Top of MATERIAL PROVIDED
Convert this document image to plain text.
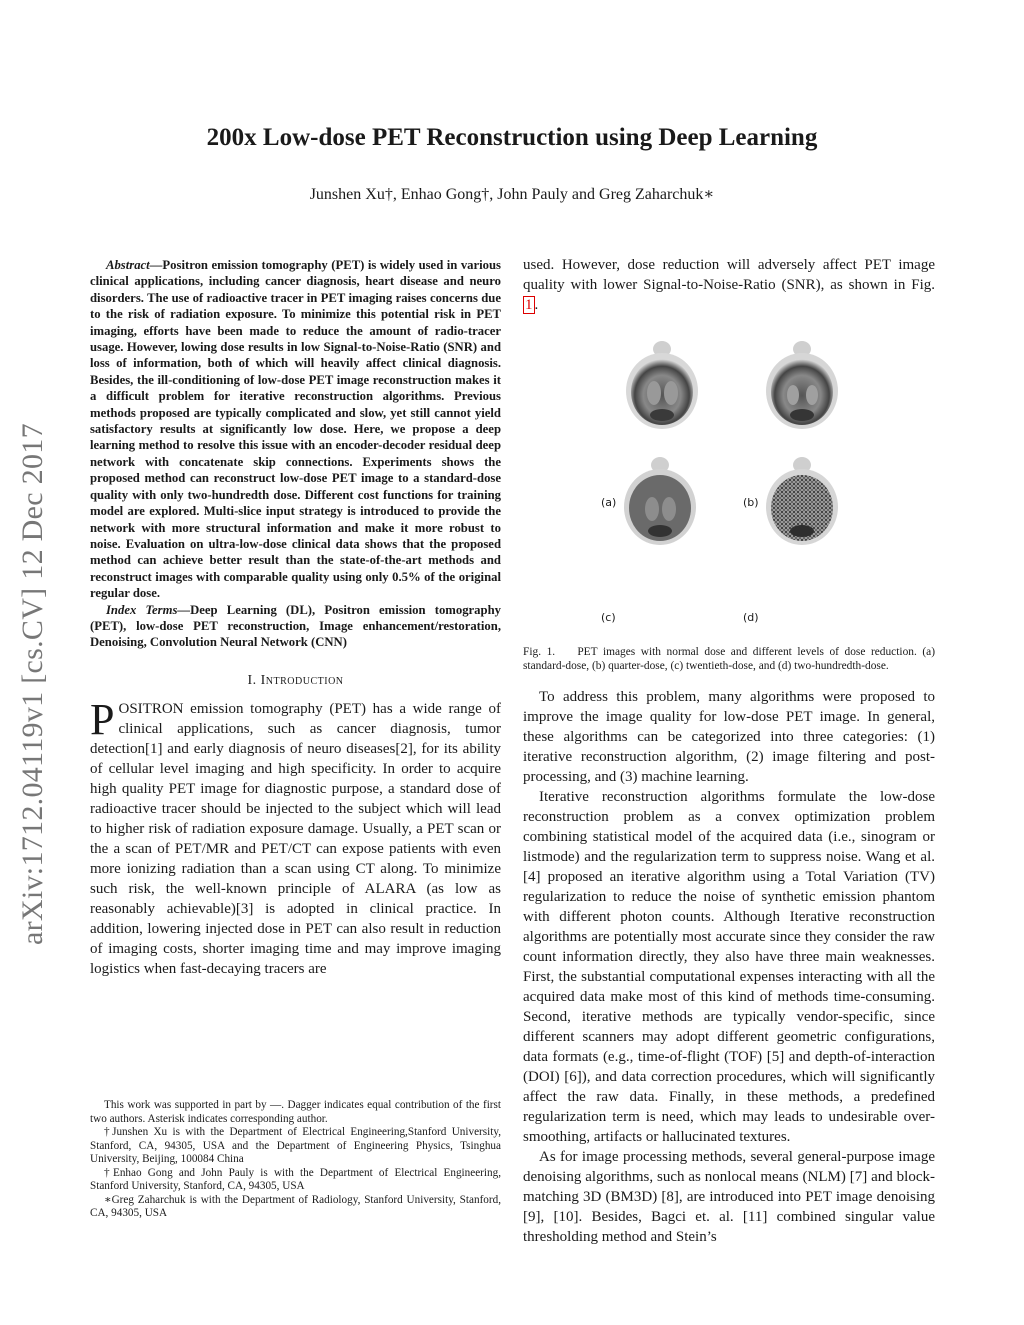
200x Low-dose PET Reconstruction using Deep Learning
Junshen Xu†, Enhao Gong†, John Pauly and Greg Zaharchuk∗
arXiv:1712.04119v1 [cs.CV] 12 Dec 2017

Abstract—Positron emission tomography (PET) is widely used in various clinical applications, including cancer diagnosis, heart disease and neuro disorders. The use of radioactive tracer in PET imaging raises concerns due to the risk of radiation exposure. To minimize this potential risk in PET imaging, efforts have been made to reduce the amount of radio-tracer usage. However, lowing dose results in low Signal-to-Noise-Ratio (SNR) and loss of information, both of which will heavily affect clinical diagnosis. Besides, the ill-conditioning of low-dose PET image reconstruction makes it a difficult problem for iterative reconstruction algorithms. Previous methods proposed are typically complicated and slow, yet still cannot yield satisfactory results at significantly low dose. Here, we propose a deep learning method to resolve this issue with an encoder-decoder residual deep network with concatenate skip connections. Experiments shows the proposed method can reconstruct low-dose PET image to a standard-dose quality with only two-hundredth dose. Different cost functions for training model are explored. Multi-slice input strategy is introduced to provide the network with more structural information and make it more robust to noise. Evaluation on ultra-low-dose clinical data shows that the proposed method can achieve better result than the state-of-the-art methods and reconstruct images with comparable quality using only 0.5% of the original regular dose.

Index Terms—Deep Learning (DL), Positron emission tomography (PET), low-dose PET reconstruction, Image enhancement/restoration, Denoising, Convolution Neural Network (CNN)

I. Introduction

POSITRON emission tomography (PET) has a wide range of clinical applications, such as cancer diagnosis, tumor detection[1] and early diagnosis of neuro diseases[2], for its ability of cellular level imaging and high specificity. In order to acquire high quality PET image for diagnostic purpose, a standard dose of radioactive tracer should be injected to the subject which will lead to higher risk of radiation exposure damage. Usually, a PET scan or the a scan of PET/MR and PET/CT can expose patients with even more ionizing radiation than a scan using CT along. To minimize such risk, the well-known principle of ALARA (as low as reasonably achievable)[3] is adopted in clinical practice. In addition, lowering injected dose in PET can also result in reduction of imaging costs, shorter imaging time and may improve imaging logistics when fast-decaying tracers are

This work was supported in part by —. Dagger indicates equal contribution of the first two authors. Asterisk indicates corresponding author.

†Junshen Xu is with the Department of Electrical Engineering,Stanford University, Stanford, CA, 94305, USA and the Department of Engineering Physics, Tsinghua University, Beijing, 100084 China

†Enhao Gong and John Pauly is with the Department of Electrical Engineering, Stanford University, Stanford, CA, 94305, USA

∗Greg Zaharchuk is with the Department of Radiology, Stanford University, Stanford, CA, 94305, USA

used. However, dose reduction will adversely affect PET image quality with lower Signal-to-Noise-Ratio (SNR), as shown in Fig. 1 .

(a)	(b)
(c)	(d)

Fig. 1. PET images with normal dose and different levels of dose reduction. (a) standard-dose, (b) quarter-dose, (c) twentieth-dose, and (d) two-hundredth-dose.

To address this problem, many algorithms were proposed to improve the image quality for low-dose PET image. In general, these algorithms can be categorized into three categories: (1) iterative reconstruction algorithm, (2) image filtering and post-processing, and (3) machine learning.

Iterative reconstruction algorithms formulate the low-dose reconstruction problem as a convex optimization problem combining statistical model of the acquired data (i.e., sinogram or listmode) and the regularization term to suppress noise. Wang et al. [4] proposed an iterative algorithm using a Total Variation (TV) regularization to reduce the noise of synthetic emission phantom with different photon counts. Although Iterative reconstruction algorithms are potentially most accurate since they consider the raw count information directly, they also have three main weaknesses. First, the substantial computational expenses interacting with all the acquired data make most of this kind of methods time-consuming. Second, iterative methods are typically vendor-specific, since different scanners may adopt different geometric configurations, data formats (e.g., time-of-flight (TOF) [5] and depth-of-interaction (DOI) [6]), and data correction procedures, which will significantly affect the raw data. Finally, in these methods, a predefined regularization term is need, which may leads to undesirable over-smoothing, artifacts or hallucinated textures.

As for image processing methods, several general-purpose image denoising algorithms, such as nonlocal means (NLM) [7] and block-matching 3D (BM3D) [8], are introduced into PET image denoising [9], [10]. Besides, Bagci et. al. [11] combined singular value thresholding method and Stein’s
Bottom of MATERIAL PROVIDED
• **EXERCISE DIRECTIONS**
If a line of the entries contains "Stanford", it counts; say how many such lines there are and give only the number.

• **RESPONSE TO THIS EXERCISE**
3